Artikel:
━━━━

Der Stadtteil weitet sein Angebot an Menstruationsartikeln aus. Das soll enttabuisieren und Menschen helfen, für die sie zu teuer sind.

Rares Gut: Nur auf wenigen öffentlichen Toiletten gibt es kostenfreie Periodenprodukte Foto: Imago Images

BERLIN taz | Gerade einmal 19,60 Euro sind im neuen Bürgergeld für Hygieneartikel vorgesehen. Neben Seife und Zahnpasta zählen Tampons und Binden dazu. „Auf den ersten Blick scheinen Periodenartikel nicht teuer zu sein, aber nicht alle menstruieren gleich. Wenn eine Person mehrere Packungen Binden braucht und dazu Schmerzmittel, dann ist das Budget schnell aufgebraucht“, sagt Annabel Haas-Krahé von der Berliner Initiative „Faire Periode Lichtenberg“.

Die Privatinitiative fordert kostenfreie Periodenartikel in allen öffentlichen Toiletten des Stadtteils. Sie wurde von fünf Frauen ins Leben gerufen, die im Bezirk leben und arbeiten. In einem Pilotprojekt hat sie letztes Jahr erreicht, dass der Stadtteil Lichtenberg zwölf Automaten mit kostenlosen Periodenartikeln in Bibliotheken, Jugend- und Sportzentren sowie im Bezirksamt aufhängte. Dieses Jahr fördert das Bezirksamt den Ausbau des Projekts mit rund 20.000 Euro.

Der erste metallfarbene Spender in Lichtenberg mit einem Schlitz für Binden und einem Fach für Tampons hängt seit März letzten Jahres in der Damentoilette des Vereins für aktive Vielfalt (VaV) in Hohenschönhausen. In dem Haus befinden sich auch noch eine Wohnungslosenhilfe und die Koordinierungsstelle Alleinerziehende Lichtenberg.

Besonders für heranwachsende Frauen, teilweise armutsbetroffen, stelle die Nutzung von Hygieneartikeln, oftmals eine nicht zu leistende finanzielle Belastung dar, erklärt Camilla Schuler, Lichtenbergs Bezirksstadträtin für Gesundheit, in einer Pressemitteilung zur Ausweitung des Angebots.

Haas-Krahé betont zudem die Tabuisierung der Periode, die vor allem bei jungen Menschen immer noch bestehe. Der Zugang zu Tampons und Binden sei nicht so normal wie die Benutzung von Toilettenpapier. „Das betrifft die reiche Anwaltstochter vor einem Referat in der Schule genauso wie eine menstruierende Person, die das Bürgergeld bezieht“, so Haas-Krahé.

━━━━

Bereitgestellte Daten:
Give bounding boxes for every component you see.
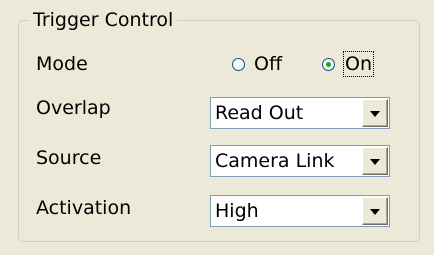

━━━━

Aufgabe: Wie viele Automaten mit kostenlosen Periodenartikeln hat der Stadtteil Lichtenberg laut dem Artikel im Pilotprojekt aufgehängt? Die Daten stehen in keinem Zusammenhang mit dem Artikel.

Antwort: Zwölf Automaten.